* Task item:
From the data, return each line holding the word "startkabels".

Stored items
------

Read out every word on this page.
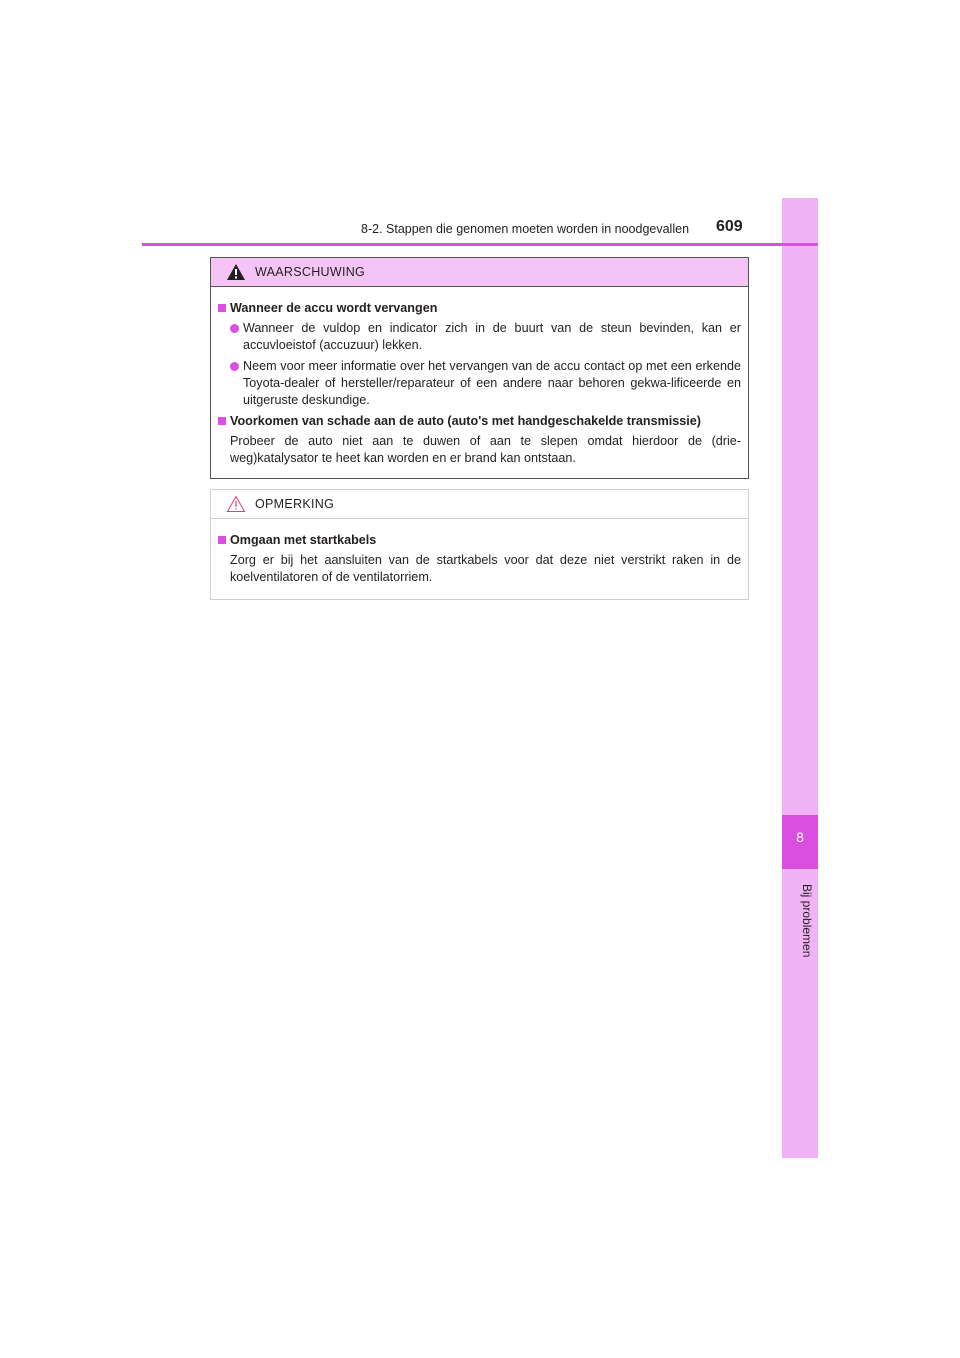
8
Bij problemen
8-2. Stappen die genomen moeten worden in noodgevallen 609
WAARSCHUWING
Wanneer de accu wordt vervangen
Wanneer de vuldop en indicator zich in de buurt van de steun bevinden, kan er accuvloeistof (accuzuur) lekken.
Neem voor meer informatie over het vervangen van de accu contact op met een erkende Toyota-dealer of hersteller/reparateur of een andere naar behoren gekwa-lificeerde en uitgeruste deskundige.
Voorkomen van schade aan de auto (auto's met handgeschakelde transmissie)
Probeer de auto niet aan te duwen of aan te slepen omdat hierdoor de (drie-weg)katalysator te heet kan worden en er brand kan ontstaan.
OPMERKING
Omgaan met startkabels
Zorg er bij het aansluiten van de startkabels voor dat deze niet verstrikt raken in de koelventilatoren of de ventilatorriem.
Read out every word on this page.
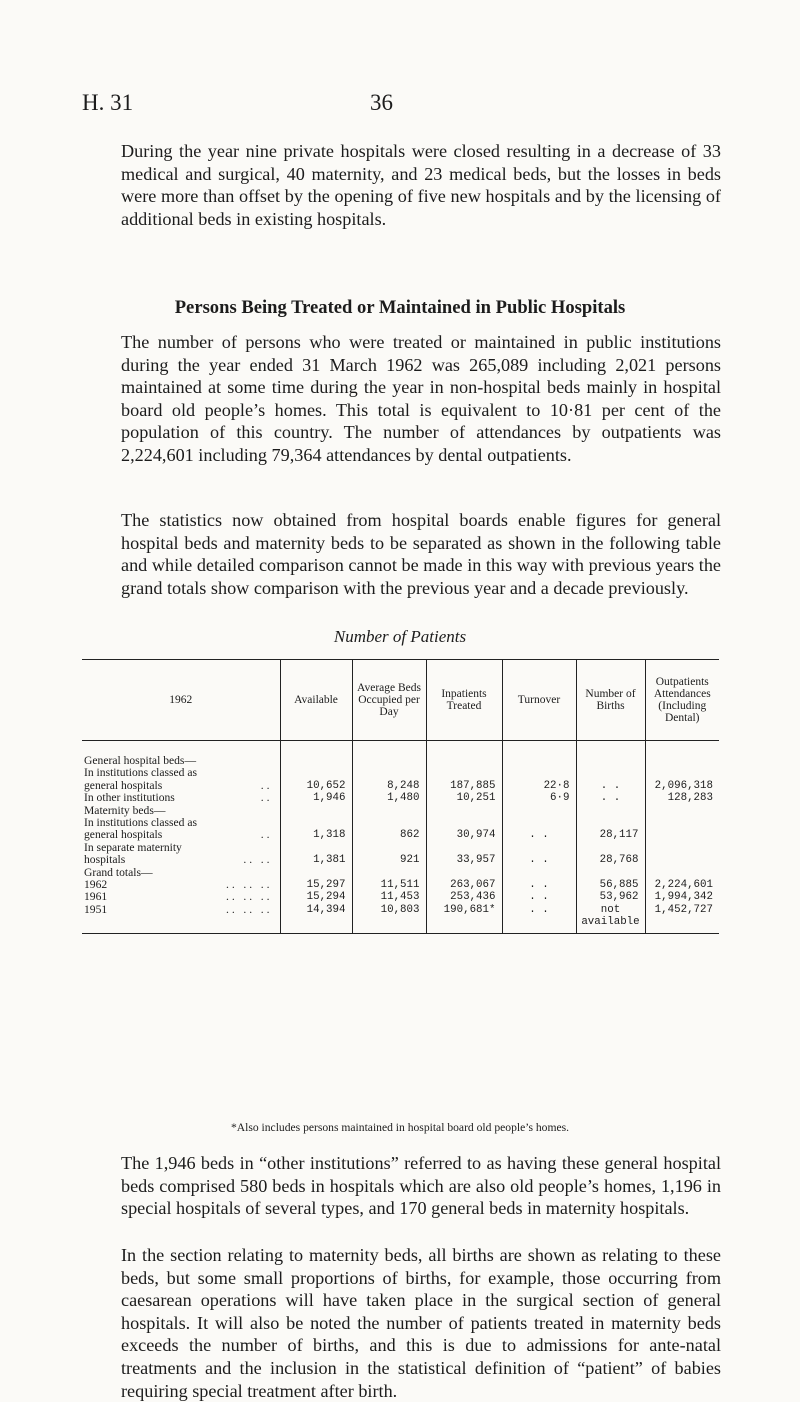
H. 31	36

During the year nine private hospitals were closed resulting in a decrease of 33 medical and surgical, 40 maternity, and 23 medical beds, but the losses in beds were more than offset by the opening of five new hospitals and by the licensing of additional beds in existing hospitals.

Persons Being Treated or Maintained in Public Hospitals

The number of persons who were treated or maintained in public institutions during the year ended 31 March 1962 was 265,089 including 2,021 persons maintained at some time during the year in non-hospital beds mainly in hospital board old people’s homes. This total is equivalent to 10·81 per cent of the population of this country. The number of attendances by outpatients was 2,224,601 including 79,364 attendances by dental outpatients.

The statistics now obtained from hospital boards enable figures for general hospital beds and maternity beds to be separated as shown in the following table and while detailed comparison cannot be made in this way with previous years the grand totals show comparison with the previous year and a decade previously.

Number of Patients
1962	Available	Average Beds Occupied per Day	Inpatients Treated	Turnover	Number of Births	Outpatients Attendances (Including Dental)

General hospital beds—						

In institutions classed as						

general hospitals . .	10,652	8,248	187,885	22·8	. .	2,096,318

In other institutions . .	1,946	1,480	10,251	6·9	. .	128,283

Maternity beds—						

In institutions classed as						

general hospitals . .	1,318	862	30,974	. .	28,117	

In separate maternity						

hospitals . .   . .	1,381	921	33,957	. .	28,768	

Grand totals—						

1962 . .   . .   . .	15,297	11,511	263,067	. .	56,885	2,224,601

1961 . .   . .   . .	15,294	11,453	253,436	. .	53,962	1,994,342

1951 . .   . .   . .	14,394	10,803	190,681*	. .	not	1,452,727

					available	
*Also includes persons maintained in hospital board old people’s homes.

The 1,946 beds in “other institutions” referred to as having these general hospital beds comprised 580 beds in hospitals which are also old people’s homes, 1,196 in special hospitals of several types, and 170 general beds in maternity hospitals.

In the section relating to maternity beds, all births are shown as relating to these beds, but some small proportions of births, for example, those occurring from caesarean operations will have taken place in the surgical section of general hospitals. It will also be noted the number of patients treated in maternity beds exceeds the number of births, and this is due to admissions for ante-natal treatments and the inclusion in the statistical definition of “patient” of babies requiring special treatment after birth.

------

* Finished exercise:
Omgaan met startkabels
Zorg er bij het aansluiten van de startkabels voor dat deze niet verstrikt raken in de koelventilatoren of de ventilatorriem.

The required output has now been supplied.